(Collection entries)
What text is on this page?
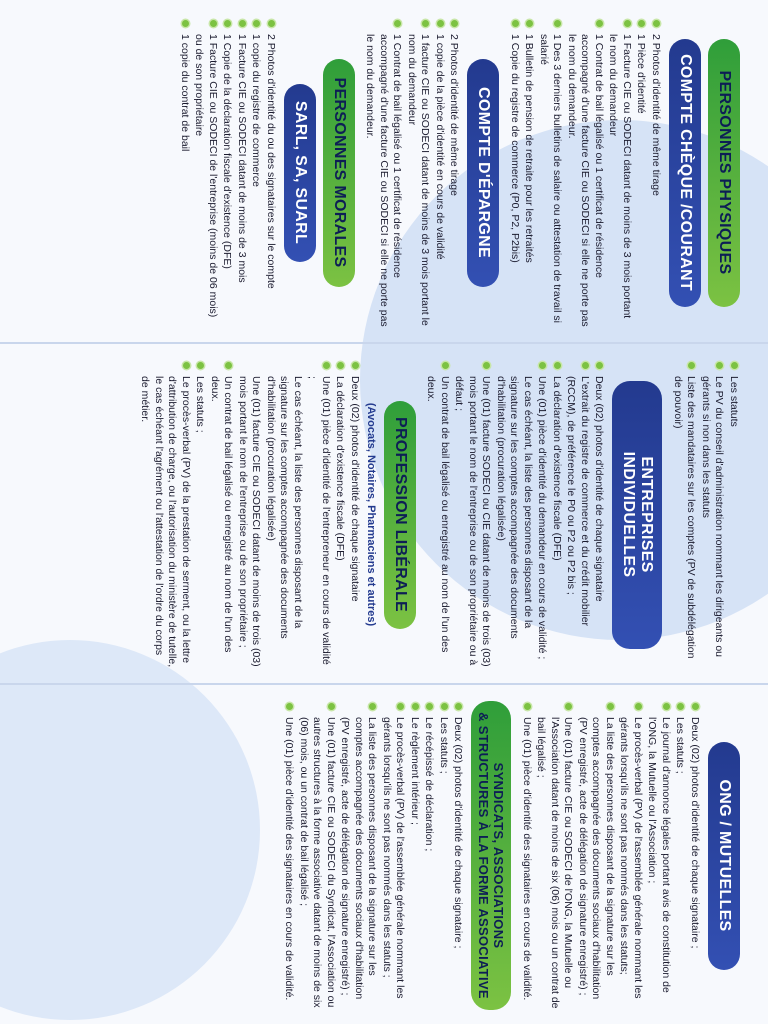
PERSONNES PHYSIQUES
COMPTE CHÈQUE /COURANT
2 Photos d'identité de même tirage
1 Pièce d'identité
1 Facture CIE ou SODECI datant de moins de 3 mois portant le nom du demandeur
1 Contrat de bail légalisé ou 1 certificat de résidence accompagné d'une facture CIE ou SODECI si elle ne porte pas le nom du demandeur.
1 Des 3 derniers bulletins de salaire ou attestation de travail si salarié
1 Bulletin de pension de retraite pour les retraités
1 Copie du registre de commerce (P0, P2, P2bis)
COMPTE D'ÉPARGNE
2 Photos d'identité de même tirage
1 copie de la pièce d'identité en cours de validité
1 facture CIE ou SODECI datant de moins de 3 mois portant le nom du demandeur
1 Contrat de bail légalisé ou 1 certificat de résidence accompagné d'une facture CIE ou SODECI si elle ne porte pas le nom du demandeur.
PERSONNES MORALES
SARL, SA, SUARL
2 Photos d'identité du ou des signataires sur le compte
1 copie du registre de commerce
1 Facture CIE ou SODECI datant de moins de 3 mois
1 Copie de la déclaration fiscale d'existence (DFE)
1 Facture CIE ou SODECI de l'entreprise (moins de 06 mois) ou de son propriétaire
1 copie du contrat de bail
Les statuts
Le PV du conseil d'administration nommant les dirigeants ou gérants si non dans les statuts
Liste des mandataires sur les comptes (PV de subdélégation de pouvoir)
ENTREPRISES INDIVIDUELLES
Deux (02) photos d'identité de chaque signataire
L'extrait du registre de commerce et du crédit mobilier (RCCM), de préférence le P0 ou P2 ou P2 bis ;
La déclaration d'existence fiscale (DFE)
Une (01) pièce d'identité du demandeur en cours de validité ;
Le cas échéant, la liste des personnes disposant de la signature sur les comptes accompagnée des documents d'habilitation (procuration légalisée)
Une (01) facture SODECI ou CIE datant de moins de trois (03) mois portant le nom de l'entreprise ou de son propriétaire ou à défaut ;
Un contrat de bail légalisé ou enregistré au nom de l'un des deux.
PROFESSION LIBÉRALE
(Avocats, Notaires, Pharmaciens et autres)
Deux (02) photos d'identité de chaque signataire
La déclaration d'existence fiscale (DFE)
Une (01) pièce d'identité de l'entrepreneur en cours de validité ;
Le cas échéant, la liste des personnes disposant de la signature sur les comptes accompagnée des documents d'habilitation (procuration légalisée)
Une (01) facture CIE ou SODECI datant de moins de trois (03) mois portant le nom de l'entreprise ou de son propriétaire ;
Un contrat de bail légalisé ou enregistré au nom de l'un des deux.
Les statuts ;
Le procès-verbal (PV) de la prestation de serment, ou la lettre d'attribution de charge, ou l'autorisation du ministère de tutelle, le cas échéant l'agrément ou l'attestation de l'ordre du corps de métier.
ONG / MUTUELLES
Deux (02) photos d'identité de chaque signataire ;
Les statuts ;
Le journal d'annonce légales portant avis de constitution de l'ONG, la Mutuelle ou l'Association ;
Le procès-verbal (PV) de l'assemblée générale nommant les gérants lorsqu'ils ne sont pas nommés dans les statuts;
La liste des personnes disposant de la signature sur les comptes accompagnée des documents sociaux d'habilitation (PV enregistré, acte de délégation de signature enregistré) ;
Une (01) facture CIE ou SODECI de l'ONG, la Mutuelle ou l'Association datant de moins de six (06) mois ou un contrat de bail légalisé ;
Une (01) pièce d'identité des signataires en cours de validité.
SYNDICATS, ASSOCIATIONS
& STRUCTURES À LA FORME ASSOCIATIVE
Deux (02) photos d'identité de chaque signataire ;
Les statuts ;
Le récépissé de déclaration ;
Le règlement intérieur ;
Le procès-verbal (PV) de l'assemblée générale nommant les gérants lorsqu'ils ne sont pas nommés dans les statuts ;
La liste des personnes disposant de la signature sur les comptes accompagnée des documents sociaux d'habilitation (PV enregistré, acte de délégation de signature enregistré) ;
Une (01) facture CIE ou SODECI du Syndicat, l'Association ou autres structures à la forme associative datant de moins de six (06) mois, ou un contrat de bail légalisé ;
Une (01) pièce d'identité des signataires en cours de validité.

...

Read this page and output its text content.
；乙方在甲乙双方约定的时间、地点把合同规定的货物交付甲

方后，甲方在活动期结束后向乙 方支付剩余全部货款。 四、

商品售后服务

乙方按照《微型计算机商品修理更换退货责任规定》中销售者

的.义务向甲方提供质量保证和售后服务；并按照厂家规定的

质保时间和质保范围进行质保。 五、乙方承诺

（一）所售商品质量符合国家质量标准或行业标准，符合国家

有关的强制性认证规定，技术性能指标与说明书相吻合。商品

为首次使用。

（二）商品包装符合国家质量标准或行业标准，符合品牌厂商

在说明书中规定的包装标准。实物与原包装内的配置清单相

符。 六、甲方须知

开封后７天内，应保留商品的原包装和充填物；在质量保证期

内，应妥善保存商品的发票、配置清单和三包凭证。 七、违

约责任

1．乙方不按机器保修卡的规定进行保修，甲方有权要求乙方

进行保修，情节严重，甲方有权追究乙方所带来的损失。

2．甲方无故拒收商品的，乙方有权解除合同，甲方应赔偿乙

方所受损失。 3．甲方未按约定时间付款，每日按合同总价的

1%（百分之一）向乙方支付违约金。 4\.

Exercise task: Every line in the data that holds "dans" should be copied out.

Exercise output:
Le PV du conseil d'administration nommant les dirigeants ou gérants si non dans les statuts
Le procès-verbal (PV) de l'assemblée générale nommant les gérants lorsqu'ils ne sont pas nommés dans les statuts;
Le procès-verbal (PV) de l'assemblée générale nommant les gérants lorsqu'ils ne sont pas nommés dans les statuts ;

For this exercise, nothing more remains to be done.